*WRITTEN TASK*
Pull each line containing "الاقامة" out of the data and copy it.

*RECORDS SUPPLIED*

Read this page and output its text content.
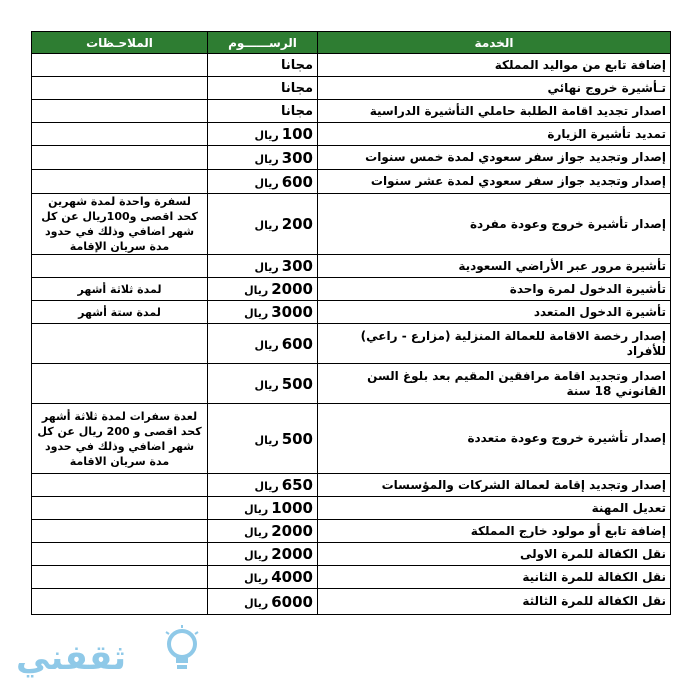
الخدمة	الرســــــوم	الملاحـظات
إضافة تابع من مواليد المملكة	مجانا	
تـأشيرة خروج نهائي	مجانا	
اصدار تجديد اقامة الطلبة حاملي التأشيرة الدراسية	مجانا	
تمديد تأشيرة الزيارة	100ريال	
إصدار وتجديد جواز سفر سعودي لمدة خمس سنوات	300ريال	
إصدار وتجديد جواز سفر سعودي لمدة عشر سنوات	600ريال	
إصدار تأشيرة خروج وعودة مفردة	200ريال	لسفرة واحدة لمدة شهرين كحد اقصى و100ريال عن كل شهر اضافي وذلك في حدود مدة سريان الإقامة
تأشيرة مرور عبر الأراضي السعودية	300ريال	
تأشيرة الدخول لمرة واحدة	2000ريال	لمدة ثلاثة أشهر
تأشيرة الدخول المتعدد	3000ريال	لمدة ستة أشهر
إصدار رخصة الاقامة للعمالة المنزلية (مزارع - راعي) للأفراد	600ريال	
اصدار وتجديد اقامة مرافقين المقيم بعد بلوغ السن القانوني 18 سنة	500ريال	
إصدار تأشيرة خروج وعودة متعددة	500ريال	لعدة سفرات لمدة ثلاثة أشهر كحد اقصى و 200 ريال عن كل شهر اضافي وذلك في حدود مدة سريان الاقامة
إصدار وتجديد إقامة لعمالة الشركات والمؤسسات	650ريال	
تعديل المهنة	1000ريال	
إضافة تابع أو مولود خارج المملكة	2000ريال	
نقل الكفالة للمرة الاولى	2000ريال	
نقل الكفالة للمرة الثانية	4000ريال	
نقل الكفالة للمرة الثالثة	6000ريال	
ثقفني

*WRITTEN RESPONSE*
إصدار رخصة الاقامة للعمالة المنزلية (مزارع - راعي) للأفراد	600ريال	
إصدار تأشيرة خروج وعودة متعددة	500ريال	لعدة سفرات لمدة ثلاثة أشهر كحد اقصى و 200 ريال عن كل شهر اضافي وذلك في حدود مدة سريان الاقامة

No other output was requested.